### SHORT TASK:
Omit the pictures, then write out every entry exactly as it reads.

Saved entries
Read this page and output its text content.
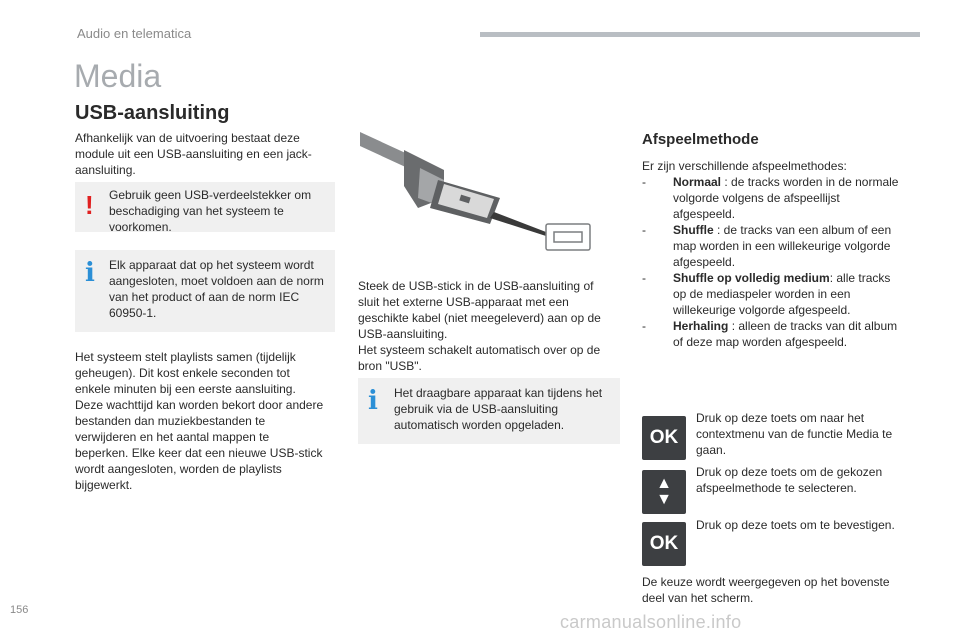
Audio en telematica
Media
USB-aansluiting
Afhankelijk van de uitvoering bestaat deze module uit een USB-aansluiting en een jack-aansluiting.
! Gebruik geen USB-verdeelstekker om beschadiging van het systeem te voorkomen.
i Elk apparaat dat op het systeem wordt aangesloten, moet voldoen aan de norm van het product of aan de norm IEC 60950-1.
Het systeem stelt playlists samen (tijdelijk geheugen). Dit kost enkele seconden tot enkele minuten bij een eerste aansluiting. Deze wachttijd kan worden bekort door andere bestanden dan muziekbestanden te verwijderen en het aantal mappen te beperken. Elke keer dat een nieuwe USB-stick wordt aangesloten, worden de playlists bijgewerkt.
Steek de USB-stick in de USB-aansluiting of sluit het externe USB-apparaat met een geschikte kabel (niet meegeleverd) aan op de USB-aansluiting.
Het systeem schakelt automatisch over op de bron "USB".
i Het draagbare apparaat kan tijdens het gebruik via de USB-aansluiting automatisch worden opgeladen.
Afspeelmethode
Er zijn verschillende afspeelmethodes:
- Normaal : de tracks worden in de normale volgorde volgens de afspeellijst afgespeeld.
- Shuffle : de tracks van een album of een map worden in een willekeurige volgorde afgespeeld.
- Shuffle op volledig medium: alle tracks op de mediaspeler worden in een willekeurige volgorde afgespeeld.
- Herhaling : alleen de tracks van dit album of deze map worden afgespeeld.
OK
Druk op deze toets om naar het contextmenu van de functie Media te gaan.
▲
▼
Druk op deze toets om de gekozen afspeelmethode te selecteren.
OK
Druk op deze toets om te bevestigen.
De keuze wordt weergegeven op het bovenste deel van het scherm.
156
carmanualsonline.info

### SOLUTION TO THIS PROBLEM:
Read this page and output its text content.
Audio en telematica
Media
USB-aansluiting
Afhankelijk van de uitvoering bestaat deze module uit een USB-aansluiting en een jack-aansluiting.
! Gebruik geen USB-verdeelstekker om beschadiging van het systeem te voorkomen.
i Elk apparaat dat op het systeem wordt aangesloten, moet voldoen aan de norm van het product of aan de norm IEC 60950-1.
Het systeem stelt playlists samen (tijdelijk geheugen). Dit kost enkele seconden tot enkele minuten bij een eerste aansluiting. Deze wachttijd kan worden bekort door andere bestanden dan muziekbestanden te verwijderen en het aantal mappen te beperken. Elke keer dat een nieuwe USB-stick wordt aangesloten, worden de playlists bijgewerkt.
Steek de USB-stick in de USB-aansluiting of sluit het externe USB-apparaat met een geschikte kabel (niet meegeleverd) aan op de USB-aansluiting.
Het systeem schakelt automatisch over op de bron "USB".
i Het draagbare apparaat kan tijdens het gebruik via de USB-aansluiting automatisch worden opgeladen.
Afspeelmethode
Er zijn verschillende afspeelmethodes:
- Normaal : de tracks worden in de normale volgorde volgens de afspeellijst afgespeeld.
- Shuffle : de tracks van een album of een map worden in een willekeurige volgorde afgespeeld.
- Shuffle op volledig medium: alle tracks op de mediaspeler worden in een willekeurige volgorde afgespeeld.
- Herhaling : alleen de tracks van dit album of deze map worden afgespeeld.
OK
Druk op deze toets om naar het contextmenu van de functie Media te gaan.
▲
▼
Druk op deze toets om de gekozen afspeelmethode te selecteren.
OK
Druk op deze toets om te bevestigen.
De keuze wordt weergegeven op het bovenste deel van het scherm.
156
carmanualsonline.info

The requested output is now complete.